* WORKING DATA
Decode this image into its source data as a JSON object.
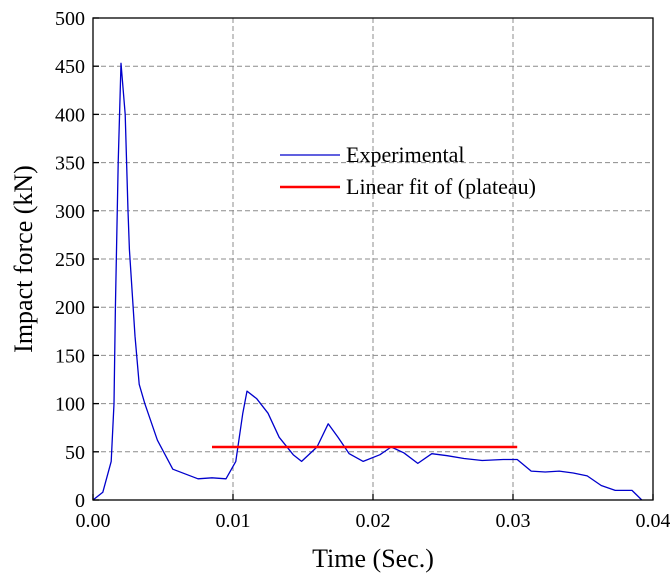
{
  "chart_data": {
    "type": "line",
    "xlabel": "Time (Sec.)",
    "ylabel": "Impact force (kN)",
    "xlim": [
      0.0,
      0.04
    ],
    "ylim": [
      0,
      500
    ],
    "xticks": [
      0.0,
      0.01,
      0.02,
      0.03,
      0.04
    ],
    "xtick_labels": [
      "0.00",
      "0.01",
      "0.02",
      "0.03",
      "0.04"
    ],
    "yticks": [
      0,
      50,
      100,
      150,
      200,
      250,
      300,
      350,
      400,
      450,
      500
    ],
    "ytick_labels": [
      "0",
      "50",
      "100",
      "150",
      "200",
      "250",
      "300",
      "350",
      "400",
      "450",
      "500"
    ],
    "grid": true,
    "legend_position": "upper-center-right",
    "series": [
      {
        "name": "Experimental",
        "color": "#0000cc",
        "x": [
          0.0,
          0.0007,
          0.0013,
          0.0015,
          0.0016,
          0.0018,
          0.002,
          0.0023,
          0.0025,
          0.0026,
          0.0028,
          0.003,
          0.0033,
          0.0037,
          0.0046,
          0.0057,
          0.0075,
          0.0085,
          0.0095,
          0.0102,
          0.0107,
          0.011,
          0.0117,
          0.0125,
          0.0133,
          0.0143,
          0.0149,
          0.016,
          0.0168,
          0.0175,
          0.0183,
          0.0193,
          0.0205,
          0.0213,
          0.0222,
          0.0232,
          0.0242,
          0.0253,
          0.0265,
          0.0278,
          0.0293,
          0.0303,
          0.0313,
          0.0323,
          0.0333,
          0.0343,
          0.0353,
          0.0363,
          0.0373,
          0.0385,
          0.0392
        ],
        "y": [
          0,
          8,
          40,
          100,
          200,
          350,
          453,
          400,
          300,
          260,
          215,
          170,
          120,
          100,
          62,
          32,
          22,
          23,
          22,
          40,
          90,
          113,
          105,
          90,
          65,
          47,
          40,
          55,
          79,
          65,
          48,
          40,
          47,
          55,
          49,
          38,
          48,
          46,
          43,
          41,
          42,
          42,
          30,
          29,
          30,
          28,
          25,
          15,
          10,
          10,
          0
        ]
      },
      {
        "name": "Linear fit of (plateau)",
        "color": "#ff0000",
        "x": [
          0.0085,
          0.0303
        ],
        "y": [
          55,
          55
        ]
      }
    ]
  }
}
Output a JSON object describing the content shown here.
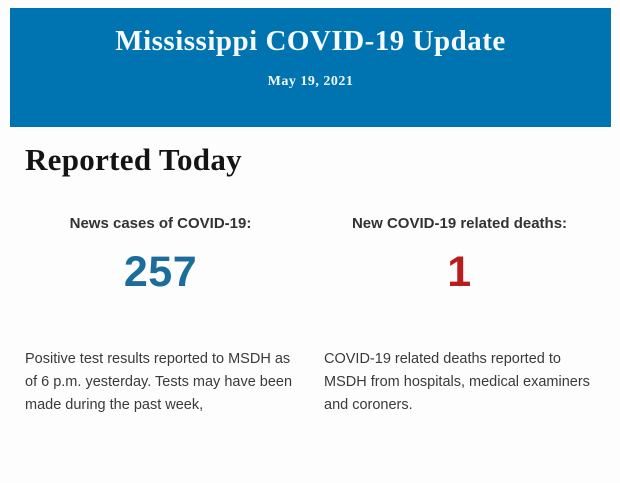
{
  "banner": {
    "title": "Mississippi COVID-19 Update",
    "date": "May 19, 2021",
    "background_color": "#0073b1",
    "text_color": "#f4fafd"
  },
  "section": {
    "heading": "Reported Today"
  },
  "stats": [
    {
      "label": "News cases of COVID-19:",
      "value": "257",
      "value_color": "#1c6d9c",
      "description": "Positive test results reported to MSDH as of 6 p.m. yesterday. Tests may have been made during the past week,"
    },
    {
      "label": "New COVID-19 related deaths:",
      "value": "1",
      "value_color": "#b71d1d",
      "description": "COVID-19 related deaths reported to MSDH from hospitals, medical examiners and coroners."
    }
  ]
}
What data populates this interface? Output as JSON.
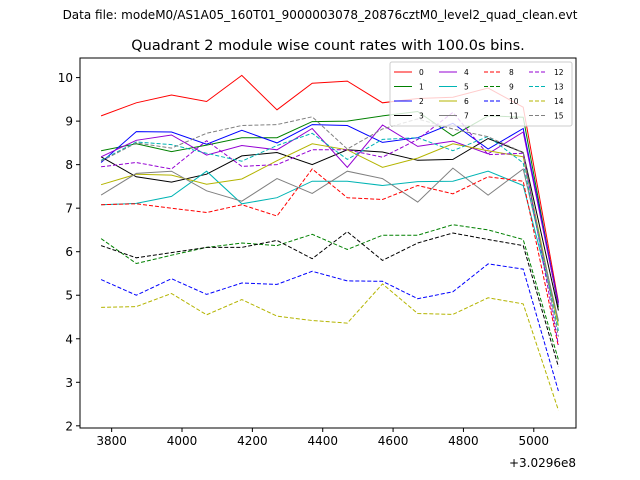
{
  "suptitle": "Data file: modeM0/AS1A05_160T01_9000003078_20876cztM0_level2_quad_clean.evt",
  "chart_data": {
    "type": "line",
    "title": "Quadrant 2 module wise count rates with 100.0s bins.",
    "xlabel": "",
    "ylabel": "",
    "x_offset_label": "+3.0296e8",
    "xlim": [
      3710,
      5120
    ],
    "ylim": [
      1.95,
      10.45
    ],
    "x_ticks": [
      3800,
      4000,
      4200,
      4400,
      4600,
      4800,
      5000
    ],
    "y_ticks": [
      2,
      3,
      4,
      5,
      6,
      7,
      8,
      9,
      10
    ],
    "x": [
      3770,
      3870,
      3970,
      4070,
      4170,
      4270,
      4370,
      4470,
      4570,
      4670,
      4770,
      4870,
      4970,
      5070
    ],
    "grid": false,
    "legend": {
      "location": "top-right",
      "columns": 4
    },
    "series": [
      {
        "name": "0",
        "color": "#ff0000",
        "dash": "solid",
        "values": [
          9.12,
          9.42,
          9.6,
          9.45,
          10.05,
          9.26,
          9.87,
          9.92,
          9.42,
          9.52,
          9.55,
          9.76,
          9.32,
          4.85
        ]
      },
      {
        "name": "1",
        "color": "#008000",
        "dash": "solid",
        "values": [
          8.32,
          8.48,
          8.3,
          8.45,
          8.62,
          8.62,
          8.99,
          9.0,
          9.12,
          9.22,
          8.66,
          9.12,
          9.09,
          4.72
        ]
      },
      {
        "name": "2",
        "color": "#0000ff",
        "dash": "solid",
        "values": [
          8.05,
          8.76,
          8.75,
          8.47,
          8.79,
          8.5,
          8.92,
          8.9,
          8.51,
          8.62,
          8.95,
          8.36,
          8.83,
          4.82
        ]
      },
      {
        "name": "3",
        "color": "#000000",
        "dash": "solid",
        "values": [
          8.18,
          7.72,
          7.6,
          7.78,
          8.2,
          8.28,
          8.0,
          8.34,
          8.29,
          8.1,
          8.12,
          8.6,
          8.28,
          4.65
        ]
      },
      {
        "name": "4",
        "color": "#9400d3",
        "dash": "solid",
        "values": [
          8.18,
          8.56,
          8.68,
          8.22,
          8.44,
          8.34,
          8.83,
          7.94,
          8.91,
          8.42,
          8.54,
          8.25,
          8.75,
          4.78
        ]
      },
      {
        "name": "5",
        "color": "#00b4b4",
        "dash": "solid",
        "values": [
          7.08,
          7.11,
          7.27,
          7.85,
          7.1,
          7.24,
          7.62,
          7.62,
          7.52,
          7.61,
          7.62,
          7.85,
          7.52,
          4.4
        ]
      },
      {
        "name": "6",
        "color": "#b4b400",
        "dash": "solid",
        "values": [
          7.54,
          7.78,
          7.76,
          7.55,
          7.67,
          8.09,
          8.48,
          8.34,
          7.94,
          8.15,
          8.48,
          8.32,
          8.18,
          4.3
        ]
      },
      {
        "name": "7",
        "color": "#808080",
        "dash": "solid",
        "values": [
          7.3,
          7.8,
          7.85,
          7.4,
          7.16,
          7.68,
          7.34,
          7.85,
          7.68,
          7.14,
          7.92,
          7.3,
          7.9,
          4.42
        ]
      },
      {
        "name": "8",
        "color": "#ff0000",
        "dash": "dashed",
        "values": [
          7.08,
          7.1,
          7.0,
          6.9,
          7.08,
          6.82,
          7.9,
          7.24,
          7.2,
          7.52,
          7.33,
          7.72,
          7.62,
          3.82
        ]
      },
      {
        "name": "9",
        "color": "#008000",
        "dash": "dashed",
        "values": [
          6.3,
          5.73,
          5.92,
          6.1,
          6.2,
          6.14,
          6.4,
          6.05,
          6.38,
          6.38,
          6.62,
          6.5,
          6.28,
          3.52
        ]
      },
      {
        "name": "10",
        "color": "#0000ff",
        "dash": "dashed",
        "values": [
          5.36,
          5.0,
          5.38,
          5.02,
          5.28,
          5.25,
          5.55,
          5.33,
          5.32,
          4.92,
          5.08,
          5.72,
          5.6,
          2.8
        ]
      },
      {
        "name": "11",
        "color": "#000000",
        "dash": "dashed",
        "values": [
          6.14,
          5.86,
          5.98,
          6.1,
          6.1,
          6.26,
          5.84,
          6.46,
          5.8,
          6.2,
          6.43,
          6.28,
          6.14,
          3.36
        ]
      },
      {
        "name": "12",
        "color": "#9400d3",
        "dash": "dashed",
        "values": [
          7.95,
          8.05,
          7.9,
          8.55,
          7.96,
          8.0,
          8.34,
          8.34,
          8.17,
          8.58,
          9.2,
          8.23,
          8.26,
          3.86
        ]
      },
      {
        "name": "13",
        "color": "#00b4b4",
        "dash": "dashed",
        "values": [
          8.1,
          8.52,
          8.46,
          8.26,
          8.08,
          8.44,
          8.72,
          8.12,
          8.58,
          8.62,
          8.32,
          8.65,
          8.04,
          4.18
        ]
      },
      {
        "name": "14",
        "color": "#b4b400",
        "dash": "dashed",
        "values": [
          4.72,
          4.74,
          5.04,
          4.55,
          4.9,
          4.52,
          4.42,
          4.36,
          5.26,
          4.58,
          4.56,
          4.94,
          4.8,
          2.36
        ]
      },
      {
        "name": "15",
        "color": "#808080",
        "dash": "dashed",
        "values": [
          8.08,
          8.5,
          8.38,
          8.72,
          8.9,
          8.92,
          9.1,
          8.36,
          8.82,
          9.05,
          8.82,
          8.64,
          8.28,
          4.05
        ]
      }
    ]
  }
}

* WHAT TO PRODUCE
Go through the lines above. Select every one that has the string "description".

* SOLVED PROBLEM
      "description": "Positive test results reported to MSDH as of 6 p.m. yesterday. Tests may have been made during the past week,"
      "description": "COVID-19 related deaths reported to MSDH from hospitals, medical examiners and coroners."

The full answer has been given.